# [The exercise]
Identify every line in the records below that contains the word "aspects", and copy each of those lines.

——

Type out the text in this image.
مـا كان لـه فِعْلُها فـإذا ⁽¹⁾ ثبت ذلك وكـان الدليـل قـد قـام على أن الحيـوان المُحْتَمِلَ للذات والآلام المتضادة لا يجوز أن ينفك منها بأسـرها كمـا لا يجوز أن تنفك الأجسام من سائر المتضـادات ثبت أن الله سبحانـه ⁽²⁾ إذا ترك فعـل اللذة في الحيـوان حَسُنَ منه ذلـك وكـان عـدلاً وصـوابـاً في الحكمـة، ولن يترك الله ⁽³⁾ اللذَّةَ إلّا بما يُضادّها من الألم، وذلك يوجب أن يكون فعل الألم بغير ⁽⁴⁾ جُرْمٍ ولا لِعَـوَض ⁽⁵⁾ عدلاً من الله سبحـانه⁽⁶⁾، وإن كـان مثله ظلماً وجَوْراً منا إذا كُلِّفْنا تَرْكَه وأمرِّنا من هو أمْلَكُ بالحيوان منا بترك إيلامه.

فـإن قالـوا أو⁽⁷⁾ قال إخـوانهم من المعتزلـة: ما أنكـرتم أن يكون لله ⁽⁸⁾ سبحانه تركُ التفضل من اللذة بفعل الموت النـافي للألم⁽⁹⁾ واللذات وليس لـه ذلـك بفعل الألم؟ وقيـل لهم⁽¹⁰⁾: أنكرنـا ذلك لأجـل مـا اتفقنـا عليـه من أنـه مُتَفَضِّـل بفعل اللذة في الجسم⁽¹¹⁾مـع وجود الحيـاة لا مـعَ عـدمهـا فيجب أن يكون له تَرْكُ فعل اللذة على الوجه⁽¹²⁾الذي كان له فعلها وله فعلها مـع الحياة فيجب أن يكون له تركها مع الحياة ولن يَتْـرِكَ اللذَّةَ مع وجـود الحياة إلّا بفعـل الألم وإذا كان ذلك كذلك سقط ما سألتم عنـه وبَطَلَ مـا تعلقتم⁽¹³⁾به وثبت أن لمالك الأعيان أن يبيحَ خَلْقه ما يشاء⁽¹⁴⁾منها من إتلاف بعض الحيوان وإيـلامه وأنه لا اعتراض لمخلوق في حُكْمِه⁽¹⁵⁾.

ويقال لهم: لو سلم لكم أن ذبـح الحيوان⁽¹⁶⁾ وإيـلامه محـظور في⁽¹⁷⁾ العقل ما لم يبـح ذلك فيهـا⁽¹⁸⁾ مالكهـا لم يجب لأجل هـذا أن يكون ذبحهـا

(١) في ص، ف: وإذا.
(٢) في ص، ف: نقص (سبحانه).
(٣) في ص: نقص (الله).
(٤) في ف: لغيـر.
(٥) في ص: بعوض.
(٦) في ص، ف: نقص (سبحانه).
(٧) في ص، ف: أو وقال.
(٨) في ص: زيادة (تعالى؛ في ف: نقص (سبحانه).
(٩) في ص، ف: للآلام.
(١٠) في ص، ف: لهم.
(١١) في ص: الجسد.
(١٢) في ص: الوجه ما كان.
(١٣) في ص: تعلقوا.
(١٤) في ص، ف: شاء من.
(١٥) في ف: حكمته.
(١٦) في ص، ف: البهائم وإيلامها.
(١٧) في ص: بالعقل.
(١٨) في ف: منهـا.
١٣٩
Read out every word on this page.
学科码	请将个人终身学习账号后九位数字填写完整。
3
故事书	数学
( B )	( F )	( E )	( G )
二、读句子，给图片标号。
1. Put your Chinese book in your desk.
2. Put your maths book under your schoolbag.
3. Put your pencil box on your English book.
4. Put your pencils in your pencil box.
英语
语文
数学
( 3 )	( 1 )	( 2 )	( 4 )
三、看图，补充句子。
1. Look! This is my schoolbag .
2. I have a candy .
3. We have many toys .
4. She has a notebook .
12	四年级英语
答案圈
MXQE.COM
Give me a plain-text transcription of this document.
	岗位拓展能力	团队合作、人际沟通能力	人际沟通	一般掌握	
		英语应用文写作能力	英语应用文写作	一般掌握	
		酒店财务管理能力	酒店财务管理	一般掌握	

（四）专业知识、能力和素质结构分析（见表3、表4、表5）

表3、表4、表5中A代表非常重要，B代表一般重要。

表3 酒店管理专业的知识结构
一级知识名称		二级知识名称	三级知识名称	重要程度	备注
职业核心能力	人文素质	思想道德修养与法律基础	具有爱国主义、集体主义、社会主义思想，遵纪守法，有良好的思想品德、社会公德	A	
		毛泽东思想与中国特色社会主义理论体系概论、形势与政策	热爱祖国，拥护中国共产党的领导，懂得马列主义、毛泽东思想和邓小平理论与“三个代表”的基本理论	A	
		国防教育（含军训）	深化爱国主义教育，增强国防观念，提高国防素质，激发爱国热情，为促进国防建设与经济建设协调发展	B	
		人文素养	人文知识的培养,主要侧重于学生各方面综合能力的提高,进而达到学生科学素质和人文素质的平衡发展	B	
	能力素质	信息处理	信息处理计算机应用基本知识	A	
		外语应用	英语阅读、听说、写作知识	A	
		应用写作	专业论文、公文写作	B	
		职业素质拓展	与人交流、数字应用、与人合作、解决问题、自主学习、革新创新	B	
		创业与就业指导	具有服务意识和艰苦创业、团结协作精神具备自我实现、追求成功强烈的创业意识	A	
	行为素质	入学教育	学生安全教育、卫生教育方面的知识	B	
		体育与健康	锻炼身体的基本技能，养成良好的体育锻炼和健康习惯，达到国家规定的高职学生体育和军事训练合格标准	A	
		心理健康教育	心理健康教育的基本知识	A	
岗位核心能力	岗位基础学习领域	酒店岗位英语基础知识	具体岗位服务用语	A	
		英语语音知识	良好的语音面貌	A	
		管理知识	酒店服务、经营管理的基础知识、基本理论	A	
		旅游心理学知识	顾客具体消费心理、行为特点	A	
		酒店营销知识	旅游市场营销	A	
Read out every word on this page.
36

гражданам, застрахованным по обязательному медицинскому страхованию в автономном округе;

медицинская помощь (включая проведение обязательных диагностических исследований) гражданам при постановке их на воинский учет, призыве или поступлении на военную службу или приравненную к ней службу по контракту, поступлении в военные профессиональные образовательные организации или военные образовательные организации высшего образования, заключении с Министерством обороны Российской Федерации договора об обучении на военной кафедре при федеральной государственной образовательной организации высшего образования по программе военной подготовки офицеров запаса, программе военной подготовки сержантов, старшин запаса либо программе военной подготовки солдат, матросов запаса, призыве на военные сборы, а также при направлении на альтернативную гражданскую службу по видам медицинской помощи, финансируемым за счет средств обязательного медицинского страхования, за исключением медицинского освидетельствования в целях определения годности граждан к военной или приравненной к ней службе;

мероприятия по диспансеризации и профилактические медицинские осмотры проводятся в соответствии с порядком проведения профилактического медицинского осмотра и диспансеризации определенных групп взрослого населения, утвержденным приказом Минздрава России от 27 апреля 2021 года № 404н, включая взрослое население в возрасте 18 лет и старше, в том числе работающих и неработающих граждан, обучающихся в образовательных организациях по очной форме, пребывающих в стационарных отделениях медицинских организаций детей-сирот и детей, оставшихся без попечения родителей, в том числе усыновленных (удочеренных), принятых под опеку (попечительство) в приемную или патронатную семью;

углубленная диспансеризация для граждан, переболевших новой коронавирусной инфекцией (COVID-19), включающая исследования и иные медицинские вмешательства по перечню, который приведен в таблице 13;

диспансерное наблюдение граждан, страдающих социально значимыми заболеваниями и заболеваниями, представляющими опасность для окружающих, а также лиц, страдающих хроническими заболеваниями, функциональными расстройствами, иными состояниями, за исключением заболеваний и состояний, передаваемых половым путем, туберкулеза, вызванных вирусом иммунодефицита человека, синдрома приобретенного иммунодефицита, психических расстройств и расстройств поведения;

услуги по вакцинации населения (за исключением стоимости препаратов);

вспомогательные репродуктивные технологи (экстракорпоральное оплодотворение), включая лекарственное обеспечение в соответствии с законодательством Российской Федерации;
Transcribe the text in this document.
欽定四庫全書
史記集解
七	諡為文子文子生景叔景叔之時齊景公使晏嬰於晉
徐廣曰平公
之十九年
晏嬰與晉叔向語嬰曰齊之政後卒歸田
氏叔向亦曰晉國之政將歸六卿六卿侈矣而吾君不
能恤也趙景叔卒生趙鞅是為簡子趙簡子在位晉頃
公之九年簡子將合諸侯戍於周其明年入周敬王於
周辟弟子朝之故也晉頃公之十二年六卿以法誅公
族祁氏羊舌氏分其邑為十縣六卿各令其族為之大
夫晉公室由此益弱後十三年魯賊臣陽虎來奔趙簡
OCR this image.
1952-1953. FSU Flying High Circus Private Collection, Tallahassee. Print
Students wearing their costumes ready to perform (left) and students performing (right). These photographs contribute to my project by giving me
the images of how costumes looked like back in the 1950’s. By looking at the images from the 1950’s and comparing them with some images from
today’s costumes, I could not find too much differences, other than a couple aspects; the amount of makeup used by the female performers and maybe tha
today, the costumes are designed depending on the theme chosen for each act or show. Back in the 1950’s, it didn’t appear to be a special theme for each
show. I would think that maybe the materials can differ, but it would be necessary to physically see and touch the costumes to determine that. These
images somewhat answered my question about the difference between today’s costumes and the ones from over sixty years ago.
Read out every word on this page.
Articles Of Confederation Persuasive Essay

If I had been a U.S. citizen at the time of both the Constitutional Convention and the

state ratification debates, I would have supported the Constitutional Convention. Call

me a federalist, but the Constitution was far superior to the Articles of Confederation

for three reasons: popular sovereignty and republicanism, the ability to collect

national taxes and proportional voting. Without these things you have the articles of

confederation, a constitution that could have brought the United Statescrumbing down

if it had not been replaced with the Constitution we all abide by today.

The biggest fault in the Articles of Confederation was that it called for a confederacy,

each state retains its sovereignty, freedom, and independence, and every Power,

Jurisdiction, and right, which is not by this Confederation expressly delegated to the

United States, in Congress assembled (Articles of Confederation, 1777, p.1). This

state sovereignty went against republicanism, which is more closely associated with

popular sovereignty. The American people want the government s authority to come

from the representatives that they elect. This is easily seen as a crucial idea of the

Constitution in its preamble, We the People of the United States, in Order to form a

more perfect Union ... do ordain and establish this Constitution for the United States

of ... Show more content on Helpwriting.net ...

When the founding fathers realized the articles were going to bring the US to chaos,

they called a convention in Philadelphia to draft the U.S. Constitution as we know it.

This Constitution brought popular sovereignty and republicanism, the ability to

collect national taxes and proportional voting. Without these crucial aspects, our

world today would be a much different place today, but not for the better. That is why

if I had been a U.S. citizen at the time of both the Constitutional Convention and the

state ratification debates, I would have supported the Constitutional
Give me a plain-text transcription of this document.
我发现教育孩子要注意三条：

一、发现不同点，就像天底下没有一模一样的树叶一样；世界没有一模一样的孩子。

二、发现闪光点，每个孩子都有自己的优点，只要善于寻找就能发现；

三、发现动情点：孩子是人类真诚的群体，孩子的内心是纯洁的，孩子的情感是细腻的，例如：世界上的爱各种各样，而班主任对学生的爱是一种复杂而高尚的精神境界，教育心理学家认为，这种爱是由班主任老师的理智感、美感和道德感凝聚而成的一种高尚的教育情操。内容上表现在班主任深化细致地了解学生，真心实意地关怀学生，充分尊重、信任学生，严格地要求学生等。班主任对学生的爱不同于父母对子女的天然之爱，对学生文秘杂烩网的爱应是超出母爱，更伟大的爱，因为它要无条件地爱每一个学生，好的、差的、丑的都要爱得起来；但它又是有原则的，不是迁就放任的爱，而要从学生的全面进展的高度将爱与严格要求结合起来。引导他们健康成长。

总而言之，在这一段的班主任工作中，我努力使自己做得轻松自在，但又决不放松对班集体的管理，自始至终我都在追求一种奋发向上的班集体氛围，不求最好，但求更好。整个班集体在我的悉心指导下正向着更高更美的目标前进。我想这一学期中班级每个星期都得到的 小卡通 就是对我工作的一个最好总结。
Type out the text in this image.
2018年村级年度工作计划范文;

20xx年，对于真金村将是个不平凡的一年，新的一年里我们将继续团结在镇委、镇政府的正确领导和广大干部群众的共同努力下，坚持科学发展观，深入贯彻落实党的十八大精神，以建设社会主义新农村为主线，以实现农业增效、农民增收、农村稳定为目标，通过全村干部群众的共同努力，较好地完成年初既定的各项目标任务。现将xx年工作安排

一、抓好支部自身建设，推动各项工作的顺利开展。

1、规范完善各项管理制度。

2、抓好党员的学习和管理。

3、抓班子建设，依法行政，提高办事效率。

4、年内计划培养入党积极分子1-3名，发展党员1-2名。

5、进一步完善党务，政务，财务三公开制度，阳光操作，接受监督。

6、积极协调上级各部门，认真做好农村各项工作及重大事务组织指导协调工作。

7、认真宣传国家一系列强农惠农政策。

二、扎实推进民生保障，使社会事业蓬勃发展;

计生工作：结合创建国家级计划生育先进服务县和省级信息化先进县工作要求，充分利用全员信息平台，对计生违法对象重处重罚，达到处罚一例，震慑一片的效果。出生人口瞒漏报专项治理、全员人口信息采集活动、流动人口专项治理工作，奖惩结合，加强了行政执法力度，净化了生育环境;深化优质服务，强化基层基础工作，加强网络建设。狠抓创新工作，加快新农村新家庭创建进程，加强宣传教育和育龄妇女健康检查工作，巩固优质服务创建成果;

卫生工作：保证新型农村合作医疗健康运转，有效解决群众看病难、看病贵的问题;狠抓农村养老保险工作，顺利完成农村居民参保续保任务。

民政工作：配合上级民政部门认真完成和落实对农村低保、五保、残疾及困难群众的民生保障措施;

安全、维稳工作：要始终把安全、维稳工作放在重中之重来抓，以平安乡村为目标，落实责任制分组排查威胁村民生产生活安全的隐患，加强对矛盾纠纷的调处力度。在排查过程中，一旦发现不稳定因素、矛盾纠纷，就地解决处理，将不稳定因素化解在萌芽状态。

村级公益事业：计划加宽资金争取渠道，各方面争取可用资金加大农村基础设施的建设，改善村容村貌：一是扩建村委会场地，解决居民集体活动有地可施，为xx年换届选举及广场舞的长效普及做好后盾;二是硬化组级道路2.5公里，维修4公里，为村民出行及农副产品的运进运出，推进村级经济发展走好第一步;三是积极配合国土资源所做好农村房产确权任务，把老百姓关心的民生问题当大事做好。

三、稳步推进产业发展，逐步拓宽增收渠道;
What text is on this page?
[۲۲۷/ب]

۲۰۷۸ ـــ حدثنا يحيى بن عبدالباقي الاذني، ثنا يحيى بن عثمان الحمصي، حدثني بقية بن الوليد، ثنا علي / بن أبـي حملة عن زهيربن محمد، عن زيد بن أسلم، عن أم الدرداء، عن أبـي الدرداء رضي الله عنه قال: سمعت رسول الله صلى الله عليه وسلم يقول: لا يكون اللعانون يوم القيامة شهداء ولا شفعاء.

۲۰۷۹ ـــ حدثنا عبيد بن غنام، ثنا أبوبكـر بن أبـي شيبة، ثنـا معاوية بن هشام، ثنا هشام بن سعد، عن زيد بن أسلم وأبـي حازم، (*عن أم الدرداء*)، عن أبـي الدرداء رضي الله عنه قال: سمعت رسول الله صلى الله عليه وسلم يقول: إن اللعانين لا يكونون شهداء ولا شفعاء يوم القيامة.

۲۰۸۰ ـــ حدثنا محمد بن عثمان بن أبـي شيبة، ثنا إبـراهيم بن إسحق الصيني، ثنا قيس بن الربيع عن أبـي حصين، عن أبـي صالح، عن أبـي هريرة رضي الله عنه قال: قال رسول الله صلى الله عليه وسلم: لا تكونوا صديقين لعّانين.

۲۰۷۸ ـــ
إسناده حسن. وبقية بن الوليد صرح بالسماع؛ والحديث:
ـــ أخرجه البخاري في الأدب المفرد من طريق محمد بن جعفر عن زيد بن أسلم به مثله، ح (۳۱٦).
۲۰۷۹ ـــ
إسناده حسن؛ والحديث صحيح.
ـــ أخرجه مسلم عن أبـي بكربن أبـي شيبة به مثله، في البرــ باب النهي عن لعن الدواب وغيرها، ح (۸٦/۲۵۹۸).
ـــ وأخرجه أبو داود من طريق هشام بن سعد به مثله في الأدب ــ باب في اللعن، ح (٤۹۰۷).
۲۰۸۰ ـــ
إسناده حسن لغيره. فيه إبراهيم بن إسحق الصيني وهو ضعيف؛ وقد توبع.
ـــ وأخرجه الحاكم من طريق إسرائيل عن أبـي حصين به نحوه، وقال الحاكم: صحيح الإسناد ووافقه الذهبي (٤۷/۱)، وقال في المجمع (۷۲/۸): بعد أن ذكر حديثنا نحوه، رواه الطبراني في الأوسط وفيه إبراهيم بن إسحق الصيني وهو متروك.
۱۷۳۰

——

# [Full response]
today’s costumes, I could not find too much differences, other than a couple aspects; the amount of makeup used by the female performers and maybe tha
collect national taxes and proportional voting. Without these crucial aspects, our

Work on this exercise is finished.